> To be done: Transcribe the records that follow in their entirety, omitting any pictures.

> Raw data:
++++++++

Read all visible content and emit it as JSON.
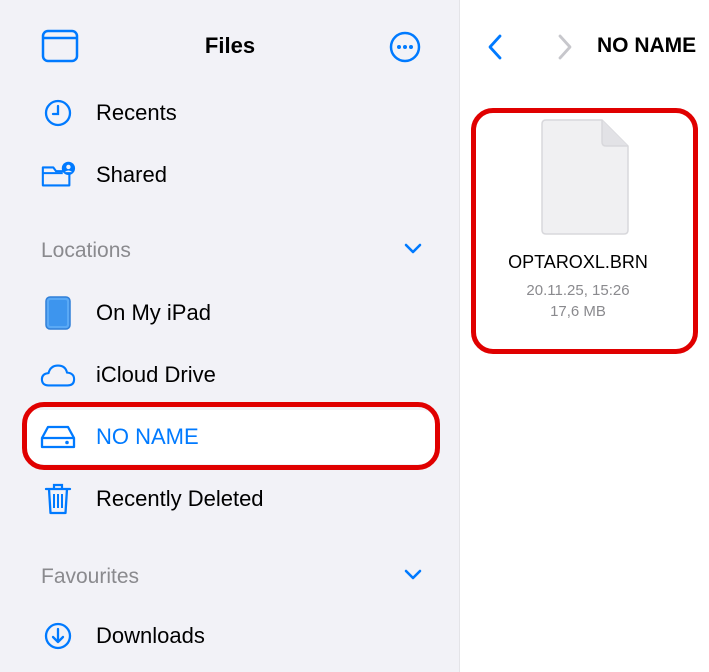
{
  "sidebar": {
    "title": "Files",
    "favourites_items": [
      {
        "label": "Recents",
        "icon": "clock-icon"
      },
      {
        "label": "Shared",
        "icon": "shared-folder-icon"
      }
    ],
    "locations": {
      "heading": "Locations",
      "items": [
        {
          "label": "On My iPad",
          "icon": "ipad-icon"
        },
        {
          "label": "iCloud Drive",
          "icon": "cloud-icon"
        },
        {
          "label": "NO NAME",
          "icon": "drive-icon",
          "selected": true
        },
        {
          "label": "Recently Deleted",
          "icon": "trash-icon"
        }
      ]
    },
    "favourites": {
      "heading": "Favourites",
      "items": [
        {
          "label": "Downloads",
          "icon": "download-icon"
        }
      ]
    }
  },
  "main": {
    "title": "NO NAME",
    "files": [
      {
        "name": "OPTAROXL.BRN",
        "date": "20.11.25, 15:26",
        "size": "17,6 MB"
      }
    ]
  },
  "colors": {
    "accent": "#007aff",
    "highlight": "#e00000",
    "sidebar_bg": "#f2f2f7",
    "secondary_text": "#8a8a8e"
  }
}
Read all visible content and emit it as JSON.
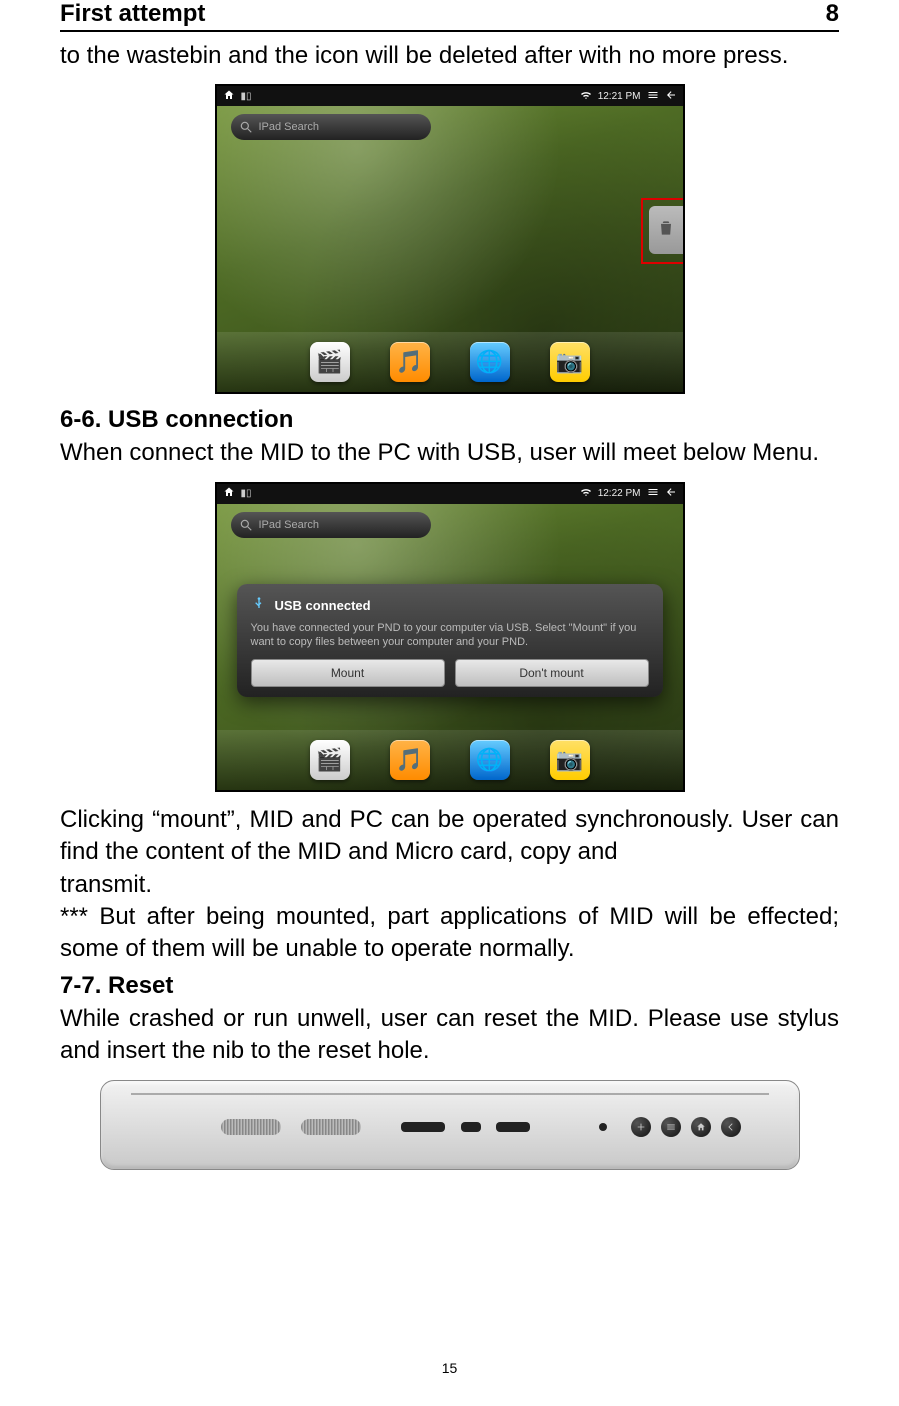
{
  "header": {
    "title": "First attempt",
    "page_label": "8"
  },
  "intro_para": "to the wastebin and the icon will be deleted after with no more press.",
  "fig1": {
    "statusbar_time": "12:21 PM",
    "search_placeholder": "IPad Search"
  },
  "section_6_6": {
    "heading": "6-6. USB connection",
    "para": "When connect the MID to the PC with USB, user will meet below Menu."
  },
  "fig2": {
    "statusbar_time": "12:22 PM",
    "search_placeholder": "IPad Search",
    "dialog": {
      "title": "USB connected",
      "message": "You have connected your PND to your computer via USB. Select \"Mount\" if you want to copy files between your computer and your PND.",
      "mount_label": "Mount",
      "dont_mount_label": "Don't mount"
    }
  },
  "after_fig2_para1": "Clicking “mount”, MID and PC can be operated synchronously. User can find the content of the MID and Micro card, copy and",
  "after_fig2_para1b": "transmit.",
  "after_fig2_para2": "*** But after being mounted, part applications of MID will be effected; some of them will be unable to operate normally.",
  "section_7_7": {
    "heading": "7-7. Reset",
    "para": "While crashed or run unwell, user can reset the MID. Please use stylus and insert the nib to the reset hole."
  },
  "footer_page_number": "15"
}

++++++++

> Exercise response:
Read all visible content and emit it as JSON.
{
  "sidebar": {
    "title": "Files",
    "favourites_items": [
      {
        "label": "Recents",
        "icon": "clock-icon"
      },
      {
        "label": "Shared",
        "icon": "shared-folder-icon"
      }
    ],
    "locations": {
      "heading": "Locations",
      "items": [
        {
          "label": "On My iPad",
          "icon": "ipad-icon"
        },
        {
          "label": "iCloud Drive",
          "icon": "cloud-icon"
        },
        {
          "label": "NO NAME",
          "icon": "drive-icon",
          "selected": true
        },
        {
          "label": "Recently Deleted",
          "icon": "trash-icon"
        }
      ]
    },
    "favourites": {
      "heading": "Favourites",
      "items": [
        {
          "label": "Downloads",
          "icon": "download-icon"
        }
      ]
    }
  },
  "main": {
    "title": "NO NAME",
    "files": [
      {
        "name": "OPTAROXL.BRN",
        "date": "20.11.25, 15:26",
        "size": "17,6 MB"
      }
    ]
  },
  "colors": {
    "accent": "#007aff",
    "highlight": "#e00000",
    "sidebar_bg": "#f2f2f7",
    "secondary_text": "#8a8a8e"
  }
}
Read all visible content and emit it as JSON.
{
  "header": {
    "title": "First attempt",
    "page_label": "8"
  },
  "intro_para": "to the wastebin and the icon will be deleted after with no more press.",
  "fig1": {
    "statusbar_time": "12:21 PM",
    "search_placeholder": "IPad Search"
  },
  "section_6_6": {
    "heading": "6-6. USB connection",
    "para": "When connect the MID to the PC with USB, user will meet below Menu."
  },
  "fig2": {
    "statusbar_time": "12:22 PM",
    "search_placeholder": "IPad Search",
    "dialog": {
      "title": "USB connected",
      "message": "You have connected your PND to your computer via USB. Select \"Mount\" if you want to copy files between your computer and your PND.",
      "mount_label": "Mount",
      "dont_mount_label": "Don't mount"
    }
  },
  "after_fig2_para1": "Clicking “mount”, MID and PC can be operated synchronously. User can find the content of the MID and Micro card, copy and",
  "after_fig2_para1b": "transmit.",
  "after_fig2_para2": "*** But after being mounted, part applications of MID will be effected; some of them will be unable to operate normally.",
  "section_7_7": {
    "heading": "7-7. Reset",
    "para": "While crashed or run unwell, user can reset the MID. Please use stylus and insert the nib to the reset hole."
  },
  "footer_page_number": "15"
}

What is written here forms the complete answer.